Stored records
━━━

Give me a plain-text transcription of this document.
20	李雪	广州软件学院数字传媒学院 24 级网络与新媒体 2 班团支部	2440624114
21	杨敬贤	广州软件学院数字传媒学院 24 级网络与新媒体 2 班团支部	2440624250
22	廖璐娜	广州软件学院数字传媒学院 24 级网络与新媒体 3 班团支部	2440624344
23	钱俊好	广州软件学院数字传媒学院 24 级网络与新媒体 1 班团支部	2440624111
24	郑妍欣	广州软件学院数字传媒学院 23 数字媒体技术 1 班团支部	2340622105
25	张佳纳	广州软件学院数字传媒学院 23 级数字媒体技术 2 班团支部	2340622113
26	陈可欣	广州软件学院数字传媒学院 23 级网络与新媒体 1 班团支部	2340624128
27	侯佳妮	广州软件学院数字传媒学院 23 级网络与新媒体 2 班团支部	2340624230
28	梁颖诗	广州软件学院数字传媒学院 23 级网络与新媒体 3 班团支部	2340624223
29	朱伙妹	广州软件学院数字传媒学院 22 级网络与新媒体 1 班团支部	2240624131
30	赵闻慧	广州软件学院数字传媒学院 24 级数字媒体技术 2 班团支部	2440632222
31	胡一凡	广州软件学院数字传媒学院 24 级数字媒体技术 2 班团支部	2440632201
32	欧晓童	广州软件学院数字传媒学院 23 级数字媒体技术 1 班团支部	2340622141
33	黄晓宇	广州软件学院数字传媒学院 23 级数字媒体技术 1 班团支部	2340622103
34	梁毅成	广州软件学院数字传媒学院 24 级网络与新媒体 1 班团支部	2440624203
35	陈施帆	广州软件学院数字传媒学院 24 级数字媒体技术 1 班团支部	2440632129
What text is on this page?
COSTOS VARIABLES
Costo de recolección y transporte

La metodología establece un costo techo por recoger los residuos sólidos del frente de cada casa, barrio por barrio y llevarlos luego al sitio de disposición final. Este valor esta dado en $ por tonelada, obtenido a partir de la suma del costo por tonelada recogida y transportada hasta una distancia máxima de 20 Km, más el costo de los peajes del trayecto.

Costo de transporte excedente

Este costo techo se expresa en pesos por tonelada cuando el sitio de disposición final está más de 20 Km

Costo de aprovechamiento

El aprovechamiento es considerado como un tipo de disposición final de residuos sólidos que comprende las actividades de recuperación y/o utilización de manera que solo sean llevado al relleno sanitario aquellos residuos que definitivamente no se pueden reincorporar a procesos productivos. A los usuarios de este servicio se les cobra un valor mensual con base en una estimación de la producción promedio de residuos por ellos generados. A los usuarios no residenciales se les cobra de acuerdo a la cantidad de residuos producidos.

━━━

PROBLEM REQUIREMENTS
Check each line above for the word "transporte", and copy the lines where it appears.

REPLY TO THE EXERCISE
Costo de recolección y transporte
Costo de transporte excedente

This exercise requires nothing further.